-- begin Extracted entries --
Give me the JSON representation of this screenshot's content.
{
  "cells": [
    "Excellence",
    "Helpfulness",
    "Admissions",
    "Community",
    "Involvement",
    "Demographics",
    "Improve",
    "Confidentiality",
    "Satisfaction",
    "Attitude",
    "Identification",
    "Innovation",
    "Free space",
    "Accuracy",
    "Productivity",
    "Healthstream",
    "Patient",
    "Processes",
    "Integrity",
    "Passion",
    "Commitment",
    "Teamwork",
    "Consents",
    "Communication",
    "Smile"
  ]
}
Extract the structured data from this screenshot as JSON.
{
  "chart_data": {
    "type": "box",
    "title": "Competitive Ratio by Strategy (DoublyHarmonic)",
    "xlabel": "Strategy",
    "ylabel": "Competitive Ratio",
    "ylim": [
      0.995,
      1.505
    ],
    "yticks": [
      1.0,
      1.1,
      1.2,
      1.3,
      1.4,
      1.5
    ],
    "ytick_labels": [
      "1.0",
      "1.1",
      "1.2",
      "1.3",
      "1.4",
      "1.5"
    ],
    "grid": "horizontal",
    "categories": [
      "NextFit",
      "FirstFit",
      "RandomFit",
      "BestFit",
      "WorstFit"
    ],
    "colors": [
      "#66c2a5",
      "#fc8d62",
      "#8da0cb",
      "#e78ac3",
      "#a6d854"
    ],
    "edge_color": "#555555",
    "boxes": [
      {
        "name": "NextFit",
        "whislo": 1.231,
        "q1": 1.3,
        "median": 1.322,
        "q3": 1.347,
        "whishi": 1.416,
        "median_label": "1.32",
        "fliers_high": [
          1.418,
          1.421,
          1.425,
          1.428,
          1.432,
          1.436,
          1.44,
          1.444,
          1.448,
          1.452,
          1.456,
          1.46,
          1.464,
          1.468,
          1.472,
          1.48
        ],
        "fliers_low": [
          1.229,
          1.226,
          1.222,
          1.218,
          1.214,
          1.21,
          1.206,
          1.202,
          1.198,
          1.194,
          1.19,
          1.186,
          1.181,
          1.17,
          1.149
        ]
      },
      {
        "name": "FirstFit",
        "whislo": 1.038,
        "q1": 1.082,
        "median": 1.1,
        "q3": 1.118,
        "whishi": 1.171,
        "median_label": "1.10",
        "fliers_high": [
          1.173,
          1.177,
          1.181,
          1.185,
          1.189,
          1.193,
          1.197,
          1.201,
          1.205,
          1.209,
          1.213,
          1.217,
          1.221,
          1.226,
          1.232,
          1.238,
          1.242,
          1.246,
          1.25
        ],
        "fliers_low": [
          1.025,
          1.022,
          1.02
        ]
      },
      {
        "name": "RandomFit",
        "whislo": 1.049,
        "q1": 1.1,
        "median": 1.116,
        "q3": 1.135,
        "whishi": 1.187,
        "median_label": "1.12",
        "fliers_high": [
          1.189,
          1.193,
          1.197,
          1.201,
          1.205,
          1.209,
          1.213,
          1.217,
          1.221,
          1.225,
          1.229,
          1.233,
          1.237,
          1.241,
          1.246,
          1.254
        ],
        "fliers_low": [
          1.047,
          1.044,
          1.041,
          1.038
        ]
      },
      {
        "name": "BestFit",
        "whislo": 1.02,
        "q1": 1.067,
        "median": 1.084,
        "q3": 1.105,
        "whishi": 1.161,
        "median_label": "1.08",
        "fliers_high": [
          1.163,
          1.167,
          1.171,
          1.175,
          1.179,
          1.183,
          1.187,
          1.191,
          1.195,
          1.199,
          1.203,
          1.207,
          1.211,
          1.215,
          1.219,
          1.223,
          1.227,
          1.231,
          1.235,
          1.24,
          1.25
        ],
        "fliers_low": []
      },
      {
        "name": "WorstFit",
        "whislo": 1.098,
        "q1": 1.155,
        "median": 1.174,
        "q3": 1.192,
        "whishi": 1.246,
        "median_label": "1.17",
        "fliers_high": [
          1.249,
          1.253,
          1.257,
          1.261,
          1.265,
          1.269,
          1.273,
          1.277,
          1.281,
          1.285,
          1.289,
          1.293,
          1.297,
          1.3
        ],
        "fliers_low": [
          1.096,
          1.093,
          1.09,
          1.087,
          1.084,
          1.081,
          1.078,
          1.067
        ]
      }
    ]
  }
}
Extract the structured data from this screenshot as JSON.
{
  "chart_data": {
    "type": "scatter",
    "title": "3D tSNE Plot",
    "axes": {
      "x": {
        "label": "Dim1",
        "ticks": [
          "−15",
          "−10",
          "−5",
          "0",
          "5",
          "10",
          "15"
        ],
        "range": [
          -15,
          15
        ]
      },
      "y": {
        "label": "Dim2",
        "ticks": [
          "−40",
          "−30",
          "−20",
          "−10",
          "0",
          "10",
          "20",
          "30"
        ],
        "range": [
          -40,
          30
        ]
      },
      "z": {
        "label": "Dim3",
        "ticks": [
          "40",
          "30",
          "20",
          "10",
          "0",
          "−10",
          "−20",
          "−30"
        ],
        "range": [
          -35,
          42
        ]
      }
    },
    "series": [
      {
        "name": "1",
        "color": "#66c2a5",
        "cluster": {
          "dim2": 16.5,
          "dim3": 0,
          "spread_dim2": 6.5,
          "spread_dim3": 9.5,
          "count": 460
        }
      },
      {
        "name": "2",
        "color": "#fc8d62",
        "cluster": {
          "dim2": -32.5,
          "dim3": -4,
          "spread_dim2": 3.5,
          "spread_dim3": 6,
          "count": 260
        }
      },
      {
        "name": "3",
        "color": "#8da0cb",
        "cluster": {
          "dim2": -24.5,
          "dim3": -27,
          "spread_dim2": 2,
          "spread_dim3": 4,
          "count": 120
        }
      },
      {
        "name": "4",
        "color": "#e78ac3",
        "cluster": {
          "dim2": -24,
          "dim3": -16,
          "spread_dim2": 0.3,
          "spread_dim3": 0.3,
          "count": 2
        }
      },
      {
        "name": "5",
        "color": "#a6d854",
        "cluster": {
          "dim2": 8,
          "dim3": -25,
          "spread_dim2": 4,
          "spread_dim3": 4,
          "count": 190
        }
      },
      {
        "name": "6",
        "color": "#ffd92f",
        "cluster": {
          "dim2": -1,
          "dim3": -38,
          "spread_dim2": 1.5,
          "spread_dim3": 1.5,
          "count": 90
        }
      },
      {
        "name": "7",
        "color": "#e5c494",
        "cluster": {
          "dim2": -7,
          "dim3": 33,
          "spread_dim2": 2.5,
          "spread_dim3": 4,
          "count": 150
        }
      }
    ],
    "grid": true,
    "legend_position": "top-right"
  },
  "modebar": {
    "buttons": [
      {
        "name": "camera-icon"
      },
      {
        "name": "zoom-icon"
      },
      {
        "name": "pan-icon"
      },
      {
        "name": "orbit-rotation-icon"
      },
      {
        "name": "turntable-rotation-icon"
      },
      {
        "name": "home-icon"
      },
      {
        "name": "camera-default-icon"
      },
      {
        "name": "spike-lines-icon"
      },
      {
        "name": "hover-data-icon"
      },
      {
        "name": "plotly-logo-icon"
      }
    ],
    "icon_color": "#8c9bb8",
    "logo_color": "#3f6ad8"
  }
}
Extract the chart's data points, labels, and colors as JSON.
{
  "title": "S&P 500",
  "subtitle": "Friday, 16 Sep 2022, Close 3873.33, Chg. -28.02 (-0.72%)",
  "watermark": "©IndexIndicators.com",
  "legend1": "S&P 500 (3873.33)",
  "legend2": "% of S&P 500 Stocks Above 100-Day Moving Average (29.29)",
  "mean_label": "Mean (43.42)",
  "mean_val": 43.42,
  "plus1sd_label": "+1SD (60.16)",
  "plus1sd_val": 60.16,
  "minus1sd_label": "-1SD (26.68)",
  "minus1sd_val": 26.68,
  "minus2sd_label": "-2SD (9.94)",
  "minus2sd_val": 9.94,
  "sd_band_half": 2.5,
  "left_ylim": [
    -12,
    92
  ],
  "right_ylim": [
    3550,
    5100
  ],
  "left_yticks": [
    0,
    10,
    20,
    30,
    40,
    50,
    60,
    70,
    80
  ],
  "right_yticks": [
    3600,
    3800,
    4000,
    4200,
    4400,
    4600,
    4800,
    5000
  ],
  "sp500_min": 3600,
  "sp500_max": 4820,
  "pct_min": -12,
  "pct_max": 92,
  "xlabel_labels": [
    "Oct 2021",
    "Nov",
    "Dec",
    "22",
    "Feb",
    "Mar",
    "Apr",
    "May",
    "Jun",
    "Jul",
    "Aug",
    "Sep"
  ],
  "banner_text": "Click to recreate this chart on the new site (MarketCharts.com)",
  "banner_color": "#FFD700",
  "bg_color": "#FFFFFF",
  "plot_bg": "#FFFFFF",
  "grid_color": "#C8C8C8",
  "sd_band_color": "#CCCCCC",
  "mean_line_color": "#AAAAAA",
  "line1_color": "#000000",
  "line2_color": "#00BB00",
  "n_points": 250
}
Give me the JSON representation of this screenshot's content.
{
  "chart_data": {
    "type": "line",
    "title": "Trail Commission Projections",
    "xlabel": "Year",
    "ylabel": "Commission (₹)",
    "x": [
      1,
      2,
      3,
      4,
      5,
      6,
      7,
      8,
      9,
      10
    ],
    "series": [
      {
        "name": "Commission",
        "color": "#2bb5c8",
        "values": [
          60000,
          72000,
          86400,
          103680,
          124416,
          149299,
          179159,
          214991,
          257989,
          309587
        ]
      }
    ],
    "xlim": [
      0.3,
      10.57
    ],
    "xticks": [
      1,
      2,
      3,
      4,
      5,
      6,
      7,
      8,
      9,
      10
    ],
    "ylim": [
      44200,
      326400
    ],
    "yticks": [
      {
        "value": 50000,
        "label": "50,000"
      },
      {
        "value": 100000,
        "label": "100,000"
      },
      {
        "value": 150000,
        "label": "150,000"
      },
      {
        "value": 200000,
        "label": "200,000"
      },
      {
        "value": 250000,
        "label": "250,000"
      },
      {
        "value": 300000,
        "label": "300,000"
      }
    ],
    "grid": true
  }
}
-- end Extracted entries --
◆ Task instructions ◆
Determine the count of lines in the data above with the string "whislo" in them, and give that count alone.

◆ The completed task ◆
5